(Dataset rows):
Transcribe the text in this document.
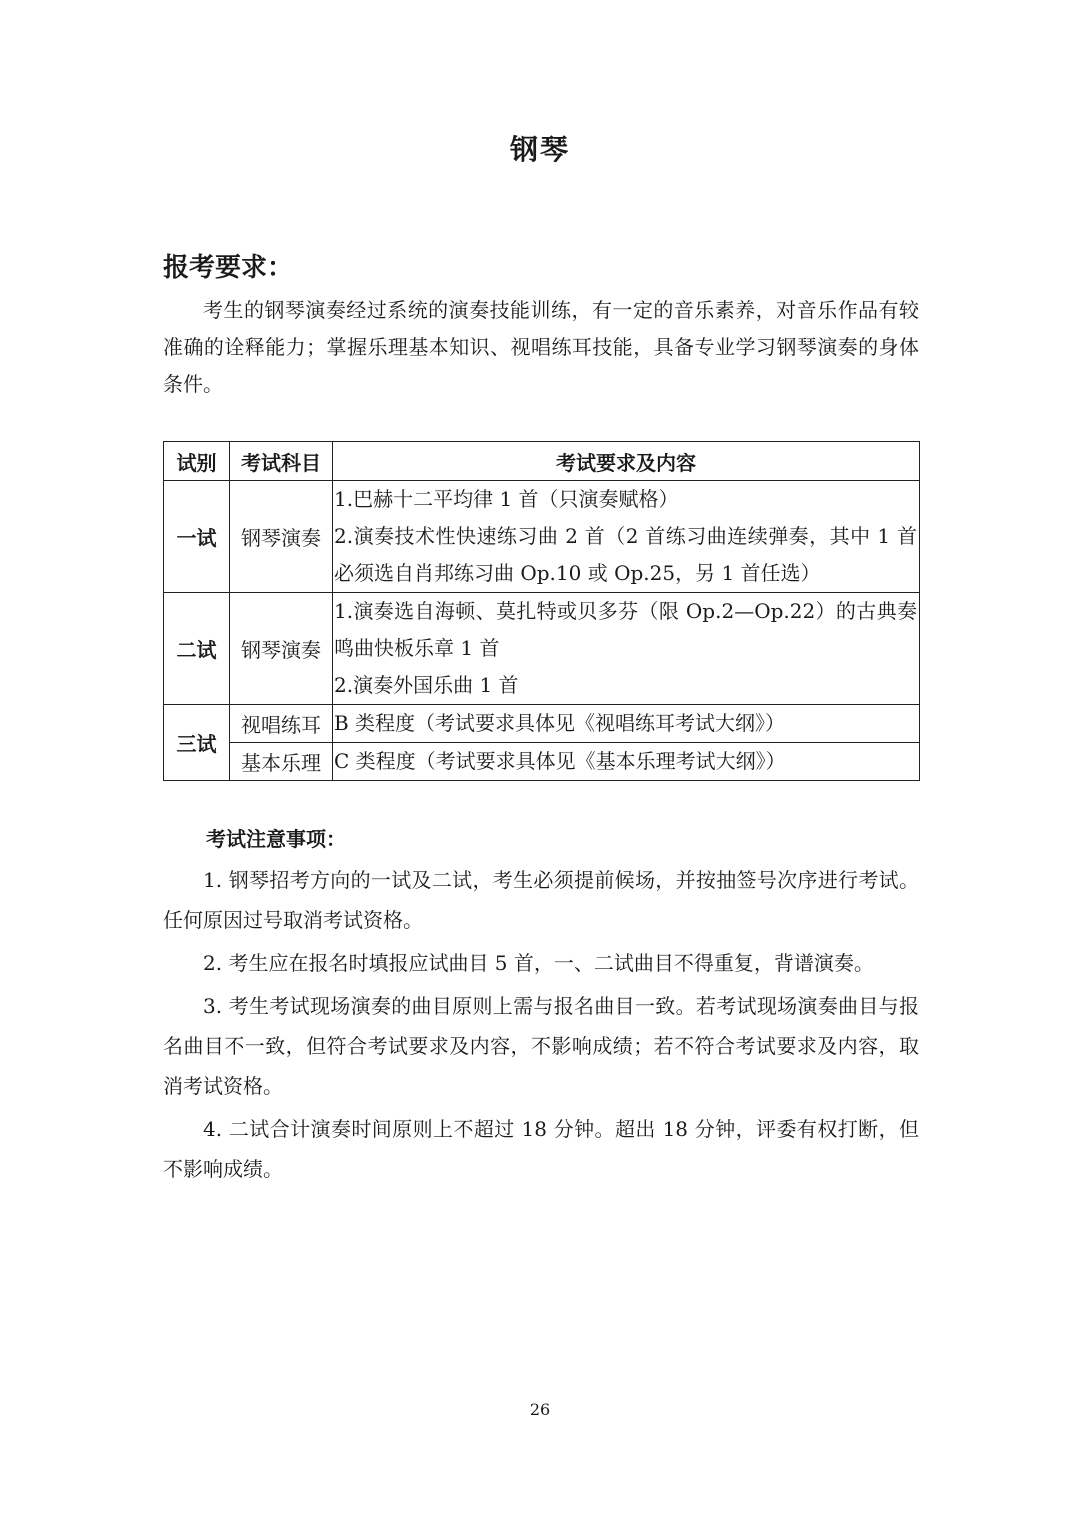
钢琴
报考要求：

考生的钢琴演奏经过系统的演奏技能训练，有一定的音乐素养，对音乐作品有较准确的诠释能力；掌握乐理基本知识、视唱练耳技能，具备专业学习钢琴演奏的身体条件。

试别	考试科目	考试要求及内容
一试	钢琴演奏	1.巴赫十二平均律 1 首（只演奏赋格）
2.演奏技术性快速练习曲 2 首（2 首练习曲连续弹奏，其中 1 首必须选自肖邦练习曲 Op.10 或 Op.25，另 1 首任选）

二试	钢琴演奏	1.演奏选自海顿、莫扎特或贝多芬（限 Op.2—Op.22）的古典奏鸣曲快板乐章 1 首
2.演奏外国乐曲 1 首

三试	视唱练耳	B 类程度（考试要求具体见《视唱练耳考试大纲》）
	基本乐理	C 类程度（考试要求具体见《基本乐理考试大纲》）
考试注意事项：

1. 钢琴招考方向的一试及二试，考生必须提前候场，并按抽签号次序进行考试。任何原因过号取消考试资格。

2. 考生应在报名时填报应试曲目 5 首，一、二试曲目不得重复，背谱演奏。

3. 考生考试现场演奏的曲目原则上需与报名曲目一致。若考试现场演奏曲目与报名曲目不一致，但符合考试要求及内容，不影响成绩；若不符合考试要求及内容，取消考试资格。

4. 二试合计演奏时间原则上不超过 18 分钟。超出 18 分钟，评委有权打断，但不影响成绩。

26
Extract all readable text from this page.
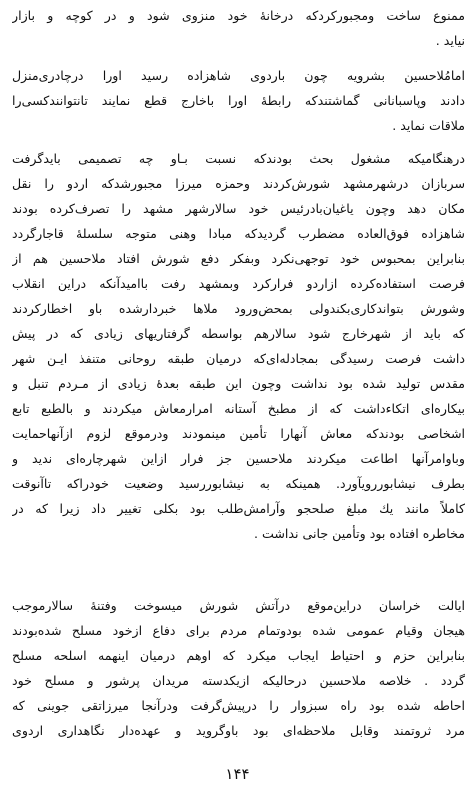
ممنوع ساخت ومجبورکردکه درخانهٔ خود منزوی شود و در کوچه و بازار
نیاید .
امامُلاحسین بشرویه چون باردوی شاهزاده رسید اورا درچادری‌منزل
دادند وپاسبانانی گماشتندکه رابطهٔ اورا باخارج قطع نمایند تانتوانندکسی‌را
ملاقات نماید .
درهنگامیکه مشغول بحث بودندکه نسبت بـاو چه تصمیمی بایدگرفت
سربازان درشهرمشهد شورش‌کردند وحمزه میرزا مجبورشدکه اردو را نقل
مکان دهد وچون یاغیان‌بادرئیس خود سالارشهر مشهد را تصرف‌کرده بودند
شاهزاده فوق‌العاده مضطرب گردیدکه مبادا وهنی متوجه سلسلهٔ قاجارگردد
بنابراین بمحبوس خود توجهی‌نکرد وبفکر دفع شورش افتاد ملاحسین هم از
فرصت استفاده‌کرده ازاردو فرارکرد وبمشهد رفت باامیدآنکه دراین انقلاب
وشورش بتواندکاری‌بکندولی بمحض‌ورود ملاها خبردارشده باو اخطارکردند
که باید از شهرخارج شود سالارهم بواسطه گرفتاریهای زیادی که در پیش
داشت فرصت رسیدگی بمجادله‌ای‌که درمیان طبقه روحانی متنفذ ایـن شهر
مقدس تولید شده بود نداشت وچون این طبقه بعدهٔ زیادی از مـردم تنبل و
بیکاره‌ای اتکاءداشت که از مطبخ آستانه امرارمعاش میکردند و بالطبع تابع
اشخاصی بودندکه معاش آنهارا تأمین مینمودند ودرموقع لزوم ازآنهاحمایت
وباوامرآنها اطاعت میکردند ملاحسین جز فرار ازاین شهرچاره‌ای ندید و
بطرف نیشابوررویآورد. همینکه به نیشابوررسید وضعیت خودراکه تاآنوقت
کاملاً مانند یك مبلغ صلحجو وآرامش‌طلب بود بکلی تغییر داد زیرا که در
مخاطره افتاده بود وتأمین جانی نداشت .
ایالت خراسان دراین‌موقع درآتش شورش میسوخت وفتنهٔ سالارموجب
هیجان وقیام عمومی شده بودوتمام مردم برای دفاع ازخود مسلح شده‌بودند
بنابراین حزم و احتیاط ایجاب میکرد که اوهم درمیان اینهمه اسلحه مسلح
گردد . خلاصه ملاحسین درحالیکه ازیکدسته مریدان پرشور و مسلح خود
احاطه شده بود راه سبزوار را درپیش‌گرفت ودرآنجا میرزاتقی جوینی که
مرد ثروتمند وقابل ملاحظه‌ای بود باوگروید و عهده‌دار نگاهداری اردوی
۱۴۴
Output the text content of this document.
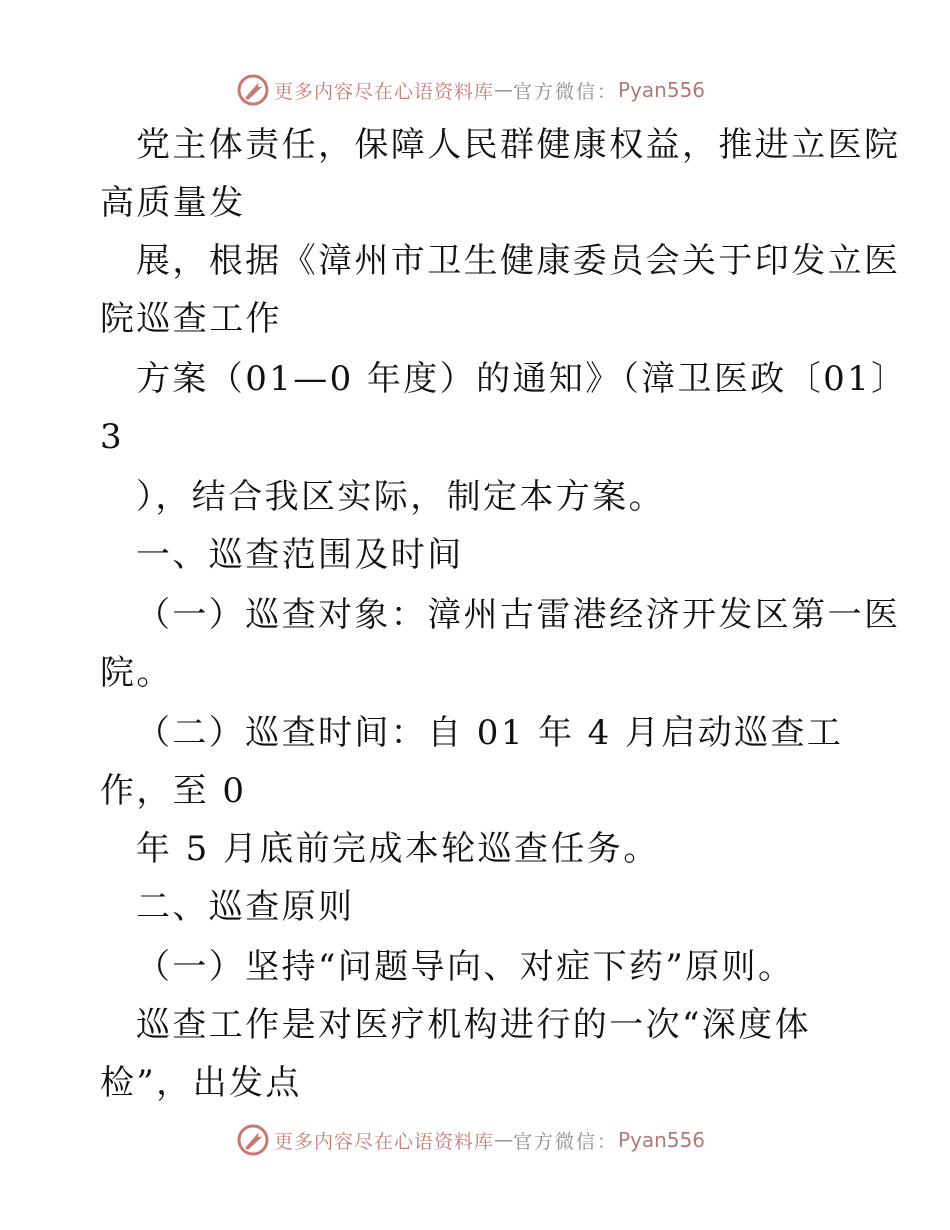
更多内容尽在心语资料库 — 官方微信： Pyan556
党主体责任，保障人民群健康权益，推进立医院
高质量发
展，根据《漳州市卫生健康委员会关于印发立医
院巡查工作
方案（01—0 年度）的通知》（漳卫医政〔01〕
3
），结合我区实际，制定本方案。
一、巡查范围及时间
（一）巡查对象：漳州古雷港经济开发区第一医
院。
（二）巡查时间：自 01 年 4 月启动巡查工
作，至 0
年 5 月底前完成本轮巡查任务。
二、巡查原则
（一）坚持“问题导向、对症下药”原则。
巡查工作是对医疗机构进行的一次“深度体
检”，出发点
更多内容尽在心语资料库 — 官方微信： Pyan556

(Exercise description):
Copy the entries exactly. Leave out the images.

(Solution for this exercise):
Transcribe the text in this document.
钢琴
报考要求：

考生的钢琴演奏经过系统的演奏技能训练，有一定的音乐素养，对音乐作品有较准确的诠释能力；掌握乐理基本知识、视唱练耳技能，具备专业学习钢琴演奏的身体条件。

试别	考试科目	考试要求及内容
一试	钢琴演奏	1.巴赫十二平均律 1 首（只演奏赋格）
2.演奏技术性快速练习曲 2 首（2 首练习曲连续弹奏，其中 1 首必须选自肖邦练习曲 Op.10 或 Op.25，另 1 首任选）

二试	钢琴演奏	1.演奏选自海顿、莫扎特或贝多芬（限 Op.2—Op.22）的古典奏鸣曲快板乐章 1 首
2.演奏外国乐曲 1 首

三试	视唱练耳	B 类程度（考试要求具体见《视唱练耳考试大纲》）
	基本乐理	C 类程度（考试要求具体见《基本乐理考试大纲》）
考试注意事项：

1. 钢琴招考方向的一试及二试，考生必须提前候场，并按抽签号次序进行考试。任何原因过号取消考试资格。

2. 考生应在报名时填报应试曲目 5 首，一、二试曲目不得重复，背谱演奏。

3. 考生考试现场演奏的曲目原则上需与报名曲目一致。若考试现场演奏曲目与报名曲目不一致，但符合考试要求及内容，不影响成绩；若不符合考试要求及内容，取消考试资格。

4. 二试合计演奏时间原则上不超过 18 分钟。超出 18 分钟，评委有权打断，但不影响成绩。

26
Extract all readable text from this page.
ممنوع ساخت ومجبورکردکه درخانهٔ خود منزوی شود و در کوچه و بازار
نیاید .
امامُلاحسین بشرویه چون باردوی شاهزاده رسید اورا درچادری‌منزل
دادند وپاسبانانی گماشتندکه رابطهٔ اورا باخارج قطع نمایند تانتوانندکسی‌را
ملاقات نماید .
درهنگامیکه مشغول بحث بودندکه نسبت بـاو چه تصمیمی بایدگرفت
سربازان درشهرمشهد شورش‌کردند وحمزه میرزا مجبورشدکه اردو را نقل
مکان دهد وچون یاغیان‌بادرئیس خود سالارشهر مشهد را تصرف‌کرده بودند
شاهزاده فوق‌العاده مضطرب گردیدکه مبادا وهنی متوجه سلسلهٔ قاجارگردد
بنابراین بمحبوس خود توجهی‌نکرد وبفکر دفع شورش افتاد ملاحسین هم از
فرصت استفاده‌کرده ازاردو فرارکرد وبمشهد رفت باامیدآنکه دراین انقلاب
وشورش بتواندکاری‌بکندولی بمحض‌ورود ملاها خبردارشده باو اخطارکردند
که باید از شهرخارج شود سالارهم بواسطه گرفتاریهای زیادی که در پیش
داشت فرصت رسیدگی بمجادله‌ای‌که درمیان طبقه روحانی متنفذ ایـن شهر
مقدس تولید شده بود نداشت وچون این طبقه بعدهٔ زیادی از مـردم تنبل و
بیکاره‌ای اتکاءداشت که از مطبخ آستانه امرارمعاش میکردند و بالطبع تابع
اشخاصی بودندکه معاش آنهارا تأمین مینمودند ودرموقع لزوم ازآنهاحمایت
وباوامرآنها اطاعت میکردند ملاحسین جز فرار ازاین شهرچاره‌ای ندید و
بطرف نیشابوررویآورد. همینکه به نیشابوررسید وضعیت خودراکه تاآنوقت
کاملاً مانند یك مبلغ صلحجو وآرامش‌طلب بود بکلی تغییر داد زیرا که در
مخاطره افتاده بود وتأمین جانی نداشت .
ایالت خراسان دراین‌موقع درآتش شورش میسوخت وفتنهٔ سالارموجب
هیجان وقیام عمومی شده بودوتمام مردم برای دفاع ازخود مسلح شده‌بودند
بنابراین حزم و احتیاط ایجاب میکرد که اوهم درمیان اینهمه اسلحه مسلح
گردد . خلاصه ملاحسین درحالیکه ازیکدسته مریدان پرشور و مسلح خود
احاطه شده بود راه سبزوار را درپیش‌گرفت ودرآنجا میرزاتقی جوینی که
مرد ثروتمند وقابل ملاحظه‌ای بود باوگروید و عهده‌دار نگاهداری اردوی
۱۴۴
Output the text content of this document.
更多内容尽在心语资料库 — 官方微信： Pyan556
党主体责任，保障人民群健康权益，推进立医院
高质量发
展，根据《漳州市卫生健康委员会关于印发立医
院巡查工作
方案（01—0 年度）的通知》（漳卫医政〔01〕
3
），结合我区实际，制定本方案。
一、巡查范围及时间
（一）巡查对象：漳州古雷港经济开发区第一医
院。
（二）巡查时间：自 01 年 4 月启动巡查工
作，至 0
年 5 月底前完成本轮巡查任务。
二、巡查原则
（一）坚持“问题导向、对症下药”原则。
巡查工作是对医疗机构进行的一次“深度体
检”，出发点
更多内容尽在心语资料库 — 官方微信： Pyan556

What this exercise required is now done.